■ Exercise: Reproduce each of the entries below verbatim, from the first line through the last, without altering any wording, numbers, or punctuation.

■ Input material:
○ ○ ○ ○ ○ ○ ○
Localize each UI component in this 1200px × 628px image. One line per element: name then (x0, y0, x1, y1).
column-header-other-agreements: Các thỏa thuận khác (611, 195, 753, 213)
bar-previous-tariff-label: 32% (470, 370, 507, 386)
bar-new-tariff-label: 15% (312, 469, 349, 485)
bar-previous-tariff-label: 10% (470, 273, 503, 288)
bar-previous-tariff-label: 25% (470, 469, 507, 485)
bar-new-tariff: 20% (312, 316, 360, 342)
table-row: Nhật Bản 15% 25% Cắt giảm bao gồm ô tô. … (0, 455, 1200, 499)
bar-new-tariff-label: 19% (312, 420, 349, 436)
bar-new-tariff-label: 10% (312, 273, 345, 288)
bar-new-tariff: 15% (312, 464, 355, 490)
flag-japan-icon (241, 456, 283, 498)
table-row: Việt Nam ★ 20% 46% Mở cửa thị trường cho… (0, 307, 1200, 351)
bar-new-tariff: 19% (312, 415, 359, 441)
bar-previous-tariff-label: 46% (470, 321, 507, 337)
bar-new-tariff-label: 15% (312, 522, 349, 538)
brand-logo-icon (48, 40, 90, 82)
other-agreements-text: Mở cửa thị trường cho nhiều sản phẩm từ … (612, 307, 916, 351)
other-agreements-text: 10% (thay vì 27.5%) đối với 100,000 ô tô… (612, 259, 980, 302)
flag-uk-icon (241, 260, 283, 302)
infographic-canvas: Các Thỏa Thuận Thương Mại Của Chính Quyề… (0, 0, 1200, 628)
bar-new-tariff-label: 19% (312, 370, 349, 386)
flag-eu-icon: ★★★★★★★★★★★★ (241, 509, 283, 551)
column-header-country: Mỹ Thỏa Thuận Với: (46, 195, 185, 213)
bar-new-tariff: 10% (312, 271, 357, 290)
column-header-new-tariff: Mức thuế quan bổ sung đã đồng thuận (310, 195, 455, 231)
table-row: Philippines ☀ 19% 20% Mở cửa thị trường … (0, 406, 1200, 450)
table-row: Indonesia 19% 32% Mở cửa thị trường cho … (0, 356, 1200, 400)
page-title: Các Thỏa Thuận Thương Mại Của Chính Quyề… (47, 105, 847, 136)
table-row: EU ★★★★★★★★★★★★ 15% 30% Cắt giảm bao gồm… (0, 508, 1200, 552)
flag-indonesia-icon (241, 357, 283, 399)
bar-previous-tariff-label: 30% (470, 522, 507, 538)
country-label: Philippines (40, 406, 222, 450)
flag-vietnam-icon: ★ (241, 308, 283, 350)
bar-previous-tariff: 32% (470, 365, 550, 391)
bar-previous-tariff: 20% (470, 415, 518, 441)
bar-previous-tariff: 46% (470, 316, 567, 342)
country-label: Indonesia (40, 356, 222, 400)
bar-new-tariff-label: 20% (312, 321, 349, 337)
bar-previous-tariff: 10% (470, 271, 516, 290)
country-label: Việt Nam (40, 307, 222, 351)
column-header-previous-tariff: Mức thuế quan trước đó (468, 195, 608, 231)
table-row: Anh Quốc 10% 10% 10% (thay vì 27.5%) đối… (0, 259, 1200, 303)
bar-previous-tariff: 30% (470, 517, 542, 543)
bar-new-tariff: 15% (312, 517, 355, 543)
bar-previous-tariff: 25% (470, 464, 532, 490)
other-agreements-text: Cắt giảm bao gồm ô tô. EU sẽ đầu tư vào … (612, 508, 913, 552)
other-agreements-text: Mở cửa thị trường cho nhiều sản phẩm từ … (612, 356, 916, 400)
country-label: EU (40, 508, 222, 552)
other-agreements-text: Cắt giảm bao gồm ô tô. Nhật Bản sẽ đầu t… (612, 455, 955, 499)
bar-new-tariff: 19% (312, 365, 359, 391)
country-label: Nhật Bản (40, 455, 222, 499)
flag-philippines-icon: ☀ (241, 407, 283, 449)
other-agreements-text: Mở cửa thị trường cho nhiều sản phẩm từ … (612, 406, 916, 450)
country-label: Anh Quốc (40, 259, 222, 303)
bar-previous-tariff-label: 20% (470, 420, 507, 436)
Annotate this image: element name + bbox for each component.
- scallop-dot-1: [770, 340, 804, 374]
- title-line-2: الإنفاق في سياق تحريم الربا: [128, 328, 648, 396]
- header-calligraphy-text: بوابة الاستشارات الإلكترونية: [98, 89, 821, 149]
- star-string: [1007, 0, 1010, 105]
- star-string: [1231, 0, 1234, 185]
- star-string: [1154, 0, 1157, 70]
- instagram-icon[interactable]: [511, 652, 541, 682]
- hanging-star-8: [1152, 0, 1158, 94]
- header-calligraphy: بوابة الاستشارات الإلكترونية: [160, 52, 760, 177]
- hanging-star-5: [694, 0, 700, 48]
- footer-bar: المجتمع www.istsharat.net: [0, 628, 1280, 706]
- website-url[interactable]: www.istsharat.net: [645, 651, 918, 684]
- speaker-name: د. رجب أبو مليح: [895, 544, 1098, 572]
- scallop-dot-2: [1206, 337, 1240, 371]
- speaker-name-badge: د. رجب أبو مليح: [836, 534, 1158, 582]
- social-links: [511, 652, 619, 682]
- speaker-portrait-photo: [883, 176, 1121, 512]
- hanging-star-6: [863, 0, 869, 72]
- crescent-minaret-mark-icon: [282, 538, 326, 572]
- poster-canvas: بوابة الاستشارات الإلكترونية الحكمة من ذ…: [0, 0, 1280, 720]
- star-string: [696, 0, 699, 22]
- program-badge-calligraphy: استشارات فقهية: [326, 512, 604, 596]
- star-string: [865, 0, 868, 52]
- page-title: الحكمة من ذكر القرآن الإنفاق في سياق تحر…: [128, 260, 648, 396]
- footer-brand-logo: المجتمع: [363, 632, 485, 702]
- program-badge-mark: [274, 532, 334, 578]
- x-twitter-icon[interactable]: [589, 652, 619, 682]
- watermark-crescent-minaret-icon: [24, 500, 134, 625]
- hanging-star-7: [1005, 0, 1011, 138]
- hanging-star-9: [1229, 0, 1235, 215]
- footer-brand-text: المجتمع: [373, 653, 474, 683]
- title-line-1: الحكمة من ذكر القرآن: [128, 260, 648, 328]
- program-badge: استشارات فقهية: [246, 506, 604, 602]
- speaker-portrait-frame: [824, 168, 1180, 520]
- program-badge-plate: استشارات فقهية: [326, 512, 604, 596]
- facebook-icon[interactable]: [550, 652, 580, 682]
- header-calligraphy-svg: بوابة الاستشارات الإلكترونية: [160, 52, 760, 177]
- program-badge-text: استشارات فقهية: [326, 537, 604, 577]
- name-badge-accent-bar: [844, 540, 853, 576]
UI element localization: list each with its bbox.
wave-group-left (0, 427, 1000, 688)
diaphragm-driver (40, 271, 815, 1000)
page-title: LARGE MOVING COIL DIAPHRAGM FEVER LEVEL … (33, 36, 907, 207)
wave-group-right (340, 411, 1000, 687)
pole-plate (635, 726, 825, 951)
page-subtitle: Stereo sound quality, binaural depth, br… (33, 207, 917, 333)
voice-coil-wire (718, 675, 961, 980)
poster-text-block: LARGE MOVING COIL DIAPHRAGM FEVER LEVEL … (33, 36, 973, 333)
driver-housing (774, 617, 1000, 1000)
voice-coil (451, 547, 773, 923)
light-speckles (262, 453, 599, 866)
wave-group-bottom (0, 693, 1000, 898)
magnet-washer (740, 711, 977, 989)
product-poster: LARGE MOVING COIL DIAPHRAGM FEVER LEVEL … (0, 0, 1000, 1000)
○ ○ ○ ○ ○ ○ ○
■ Response below:
Localize each UI component in this 1200px × 628px image. One line per element: name then (x0, y0, x1, y1).
column-header-other-agreements: Các thỏa thuận khác (611, 195, 753, 213)
bar-previous-tariff-label: 32% (470, 370, 507, 386)
bar-new-tariff-label: 15% (312, 469, 349, 485)
bar-previous-tariff-label: 10% (470, 273, 503, 288)
bar-previous-tariff-label: 25% (470, 469, 507, 485)
bar-new-tariff: 20% (312, 316, 360, 342)
table-row: Nhật Bản 15% 25% Cắt giảm bao gồm ô tô. … (0, 455, 1200, 499)
bar-new-tariff-label: 19% (312, 420, 349, 436)
bar-new-tariff-label: 10% (312, 273, 345, 288)
bar-new-tariff: 15% (312, 464, 355, 490)
flag-japan-icon (241, 456, 283, 498)
table-row: Việt Nam ★ 20% 46% Mở cửa thị trường cho… (0, 307, 1200, 351)
bar-new-tariff: 19% (312, 415, 359, 441)
bar-previous-tariff-label: 46% (470, 321, 507, 337)
bar-new-tariff-label: 15% (312, 522, 349, 538)
brand-logo-icon (48, 40, 90, 82)
other-agreements-text: Mở cửa thị trường cho nhiều sản phẩm từ … (612, 307, 916, 351)
other-agreements-text: 10% (thay vì 27.5%) đối với 100,000 ô tô… (612, 259, 980, 302)
flag-uk-icon (241, 260, 283, 302)
infographic-canvas: Các Thỏa Thuận Thương Mại Của Chính Quyề… (0, 0, 1200, 628)
bar-new-tariff-label: 19% (312, 370, 349, 386)
flag-eu-icon: ★★★★★★★★★★★★ (241, 509, 283, 551)
column-header-country: Mỹ Thỏa Thuận Với: (46, 195, 185, 213)
bar-new-tariff: 10% (312, 271, 357, 290)
column-header-new-tariff: Mức thuế quan bổ sung đã đồng thuận (310, 195, 455, 231)
table-row: Philippines ☀ 19% 20% Mở cửa thị trường … (0, 406, 1200, 450)
table-row: Indonesia 19% 32% Mở cửa thị trường cho … (0, 356, 1200, 400)
page-title: Các Thỏa Thuận Thương Mại Của Chính Quyề… (47, 105, 847, 136)
table-row: EU ★★★★★★★★★★★★ 15% 30% Cắt giảm bao gồm… (0, 508, 1200, 552)
flag-indonesia-icon (241, 357, 283, 399)
bar-previous-tariff-label: 30% (470, 522, 507, 538)
country-label: Philippines (40, 406, 222, 450)
flag-vietnam-icon: ★ (241, 308, 283, 350)
bar-previous-tariff: 32% (470, 365, 550, 391)
bar-previous-tariff: 20% (470, 415, 518, 441)
bar-previous-tariff: 46% (470, 316, 567, 342)
country-label: Indonesia (40, 356, 222, 400)
bar-new-tariff-label: 20% (312, 321, 349, 337)
bar-previous-tariff: 10% (470, 271, 516, 290)
country-label: Việt Nam (40, 307, 222, 351)
column-header-previous-tariff: Mức thuế quan trước đó (468, 195, 608, 231)
table-row: Anh Quốc 10% 10% 10% (thay vì 27.5%) đối… (0, 259, 1200, 303)
bar-previous-tariff: 30% (470, 517, 542, 543)
bar-new-tariff: 15% (312, 517, 355, 543)
bar-previous-tariff: 25% (470, 464, 532, 490)
other-agreements-text: Cắt giảm bao gồm ô tô. EU sẽ đầu tư vào … (612, 508, 913, 552)
other-agreements-text: Mở cửa thị trường cho nhiều sản phẩm từ … (612, 356, 916, 400)
country-label: EU (40, 508, 222, 552)
other-agreements-text: Cắt giảm bao gồm ô tô. Nhật Bản sẽ đầu t… (612, 455, 955, 499)
bar-new-tariff: 19% (312, 365, 359, 391)
country-label: Nhật Bản (40, 455, 222, 499)
flag-philippines-icon: ☀ (241, 407, 283, 449)
other-agreements-text: Mở cửa thị trường cho nhiều sản phẩm từ … (612, 406, 916, 450)
country-label: Anh Quốc (40, 259, 222, 303)
bar-previous-tariff-label: 20% (470, 420, 507, 436)
Annotate this image: element name + bbox for each component.
- scallop-dot-1: [770, 340, 804, 374]
- title-line-2: الإنفاق في سياق تحريم الربا: [128, 328, 648, 396]
- header-calligraphy-text: بوابة الاستشارات الإلكترونية: [98, 89, 821, 149]
- star-string: [1007, 0, 1010, 105]
- star-string: [1231, 0, 1234, 185]
- star-string: [1154, 0, 1157, 70]
- instagram-icon[interactable]: [511, 652, 541, 682]
- hanging-star-8: [1152, 0, 1158, 94]
- header-calligraphy: بوابة الاستشارات الإلكترونية: [160, 52, 760, 177]
- hanging-star-5: [694, 0, 700, 48]
- footer-bar: المجتمع www.istsharat.net: [0, 628, 1280, 706]
- website-url[interactable]: www.istsharat.net: [645, 651, 918, 684]
- speaker-name: د. رجب أبو مليح: [895, 544, 1098, 572]
- scallop-dot-2: [1206, 337, 1240, 371]
- speaker-name-badge: د. رجب أبو مليح: [836, 534, 1158, 582]
- social-links: [511, 652, 619, 682]
- speaker-portrait-photo: [883, 176, 1121, 512]
- hanging-star-6: [863, 0, 869, 72]
- crescent-minaret-mark-icon: [282, 538, 326, 572]
- poster-canvas: بوابة الاستشارات الإلكترونية الحكمة من ذ…: [0, 0, 1280, 720]
- star-string: [696, 0, 699, 22]
- program-badge-calligraphy: استشارات فقهية: [326, 512, 604, 596]
- star-string: [865, 0, 868, 52]
- page-title: الحكمة من ذكر القرآن الإنفاق في سياق تحر…: [128, 260, 648, 396]
- footer-brand-logo: المجتمع: [363, 632, 485, 702]
- program-badge-mark: [274, 532, 334, 578]
- x-twitter-icon[interactable]: [589, 652, 619, 682]
- watermark-crescent-minaret-icon: [24, 500, 134, 625]
- hanging-star-7: [1005, 0, 1011, 138]
- hanging-star-9: [1229, 0, 1235, 215]
- footer-brand-text: المجتمع: [373, 653, 474, 683]
- title-line-1: الحكمة من ذكر القرآن: [128, 260, 648, 328]
- program-badge: استشارات فقهية: [246, 506, 604, 602]
- speaker-portrait-frame: [824, 168, 1180, 520]
- program-badge-plate: استشارات فقهية: [326, 512, 604, 596]
- facebook-icon[interactable]: [550, 652, 580, 682]
- header-calligraphy-svg: بوابة الاستشارات الإلكترونية: [160, 52, 760, 177]
- program-badge-text: استشارات فقهية: [326, 537, 604, 577]
- name-badge-accent-bar: [844, 540, 853, 576]
UI element localization: list each with its bbox.
wave-group-left (0, 427, 1000, 688)
diaphragm-driver (40, 271, 815, 1000)
page-title: LARGE MOVING COIL DIAPHRAGM FEVER LEVEL … (33, 36, 907, 207)
wave-group-right (340, 411, 1000, 687)
pole-plate (635, 726, 825, 951)
page-subtitle: Stereo sound quality, binaural depth, br… (33, 207, 917, 333)
voice-coil-wire (718, 675, 961, 980)
poster-text-block: LARGE MOVING COIL DIAPHRAGM FEVER LEVEL … (33, 36, 973, 333)
driver-housing (774, 617, 1000, 1000)
voice-coil (451, 547, 773, 923)
light-speckles (262, 453, 599, 866)
wave-group-bottom (0, 693, 1000, 898)
magnet-washer (740, 711, 977, 989)
product-poster: LARGE MOVING COIL DIAPHRAGM FEVER LEVEL … (0, 0, 1000, 1000)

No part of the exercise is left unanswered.